**Task directions:**
Among the entries below, find the lines with "Private" and copy them.

**Material for this exercise:**
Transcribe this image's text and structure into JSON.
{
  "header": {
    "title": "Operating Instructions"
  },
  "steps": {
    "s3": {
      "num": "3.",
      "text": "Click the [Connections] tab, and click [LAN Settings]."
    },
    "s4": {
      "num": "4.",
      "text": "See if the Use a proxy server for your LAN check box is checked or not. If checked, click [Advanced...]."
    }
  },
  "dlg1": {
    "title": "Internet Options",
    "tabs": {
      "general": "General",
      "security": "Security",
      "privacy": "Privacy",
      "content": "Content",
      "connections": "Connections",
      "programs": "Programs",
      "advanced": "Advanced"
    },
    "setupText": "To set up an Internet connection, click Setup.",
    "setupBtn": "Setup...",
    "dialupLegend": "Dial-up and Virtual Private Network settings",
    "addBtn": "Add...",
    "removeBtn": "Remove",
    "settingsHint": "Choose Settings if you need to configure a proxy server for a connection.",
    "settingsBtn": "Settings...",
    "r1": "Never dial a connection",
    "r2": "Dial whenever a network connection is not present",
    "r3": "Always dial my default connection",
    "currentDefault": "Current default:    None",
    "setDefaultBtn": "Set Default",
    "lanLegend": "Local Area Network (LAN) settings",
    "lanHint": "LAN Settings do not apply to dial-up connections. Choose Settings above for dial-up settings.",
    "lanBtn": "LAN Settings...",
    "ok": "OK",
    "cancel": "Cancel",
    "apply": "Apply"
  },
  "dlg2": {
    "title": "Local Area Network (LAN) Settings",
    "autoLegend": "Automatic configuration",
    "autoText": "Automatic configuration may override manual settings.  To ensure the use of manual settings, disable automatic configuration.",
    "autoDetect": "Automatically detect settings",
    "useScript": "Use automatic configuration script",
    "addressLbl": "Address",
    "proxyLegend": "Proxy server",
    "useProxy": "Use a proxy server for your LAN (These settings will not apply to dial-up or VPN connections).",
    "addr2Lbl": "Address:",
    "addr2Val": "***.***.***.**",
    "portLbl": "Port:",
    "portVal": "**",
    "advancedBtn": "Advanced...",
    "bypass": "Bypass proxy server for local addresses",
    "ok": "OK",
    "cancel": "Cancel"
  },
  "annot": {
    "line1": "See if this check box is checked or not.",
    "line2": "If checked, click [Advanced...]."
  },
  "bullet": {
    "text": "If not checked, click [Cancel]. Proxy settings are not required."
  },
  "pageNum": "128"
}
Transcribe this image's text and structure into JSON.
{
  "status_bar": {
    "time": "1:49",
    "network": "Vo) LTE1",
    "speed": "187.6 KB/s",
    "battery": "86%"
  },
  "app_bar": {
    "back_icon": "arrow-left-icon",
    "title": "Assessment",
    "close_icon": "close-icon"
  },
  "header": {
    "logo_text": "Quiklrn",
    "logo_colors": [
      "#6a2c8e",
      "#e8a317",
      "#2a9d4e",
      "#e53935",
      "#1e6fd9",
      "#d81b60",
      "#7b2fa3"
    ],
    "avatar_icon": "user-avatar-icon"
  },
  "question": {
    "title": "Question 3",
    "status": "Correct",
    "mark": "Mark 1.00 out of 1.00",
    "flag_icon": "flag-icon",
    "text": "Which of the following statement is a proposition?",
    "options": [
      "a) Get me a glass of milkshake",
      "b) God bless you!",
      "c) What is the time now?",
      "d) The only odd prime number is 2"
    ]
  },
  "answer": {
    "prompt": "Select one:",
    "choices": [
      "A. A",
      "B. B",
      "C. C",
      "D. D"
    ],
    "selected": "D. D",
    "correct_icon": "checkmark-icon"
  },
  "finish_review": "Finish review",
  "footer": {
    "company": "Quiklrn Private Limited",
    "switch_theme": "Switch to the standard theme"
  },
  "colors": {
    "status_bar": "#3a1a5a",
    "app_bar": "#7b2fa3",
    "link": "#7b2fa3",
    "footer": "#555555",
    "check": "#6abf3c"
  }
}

**Task result:**
    "dialupLegend": "Dial-up and Virtual Private Network settings",
    "company": "Quiklrn Private Limited",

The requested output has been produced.